**AIM OF THE EXERCISE**
Take each line containing "social" and report it exactly as written.
******
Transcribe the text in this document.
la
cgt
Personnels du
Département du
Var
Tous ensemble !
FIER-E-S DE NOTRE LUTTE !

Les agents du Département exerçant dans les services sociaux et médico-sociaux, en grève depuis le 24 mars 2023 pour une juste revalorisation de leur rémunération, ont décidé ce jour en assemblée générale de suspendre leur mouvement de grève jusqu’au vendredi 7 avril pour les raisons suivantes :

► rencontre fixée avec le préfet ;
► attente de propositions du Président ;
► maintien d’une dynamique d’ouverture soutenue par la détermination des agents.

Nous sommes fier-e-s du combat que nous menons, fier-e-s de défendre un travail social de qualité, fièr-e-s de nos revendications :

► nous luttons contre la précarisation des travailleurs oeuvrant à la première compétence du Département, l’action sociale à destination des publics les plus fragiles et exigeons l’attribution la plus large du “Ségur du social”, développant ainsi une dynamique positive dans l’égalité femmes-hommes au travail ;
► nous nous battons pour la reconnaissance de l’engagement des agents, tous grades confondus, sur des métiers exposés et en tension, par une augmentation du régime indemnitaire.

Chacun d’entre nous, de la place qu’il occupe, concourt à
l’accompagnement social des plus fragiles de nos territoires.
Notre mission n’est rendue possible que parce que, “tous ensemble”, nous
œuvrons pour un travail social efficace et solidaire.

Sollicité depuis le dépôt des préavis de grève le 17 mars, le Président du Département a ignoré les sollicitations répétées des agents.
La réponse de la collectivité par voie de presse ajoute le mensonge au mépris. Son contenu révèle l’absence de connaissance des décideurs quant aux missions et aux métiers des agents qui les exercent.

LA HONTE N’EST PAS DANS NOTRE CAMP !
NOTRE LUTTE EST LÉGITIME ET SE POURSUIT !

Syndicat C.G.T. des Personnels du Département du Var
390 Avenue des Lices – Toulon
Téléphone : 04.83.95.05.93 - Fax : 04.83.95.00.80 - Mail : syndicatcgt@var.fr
******
**THE OUTPUT**
Nous sommes fier-e-s du combat que nous menons, fier-e-s de défendre un travail social de qualité, fièr-e-s de nos revendications :
► nous luttons contre la précarisation des travailleurs oeuvrant à la première compétence du Département, l’action sociale à destination des publics les plus fragiles et exigeons l’attribution la plus large du “Ségur du social”, développant ainsi une dynamique positive dans l’égalité femmes-hommes au travail ;
l’accompagnement social des plus fragiles de nos territoires.
œuvrons pour un travail social efficace et solidaire.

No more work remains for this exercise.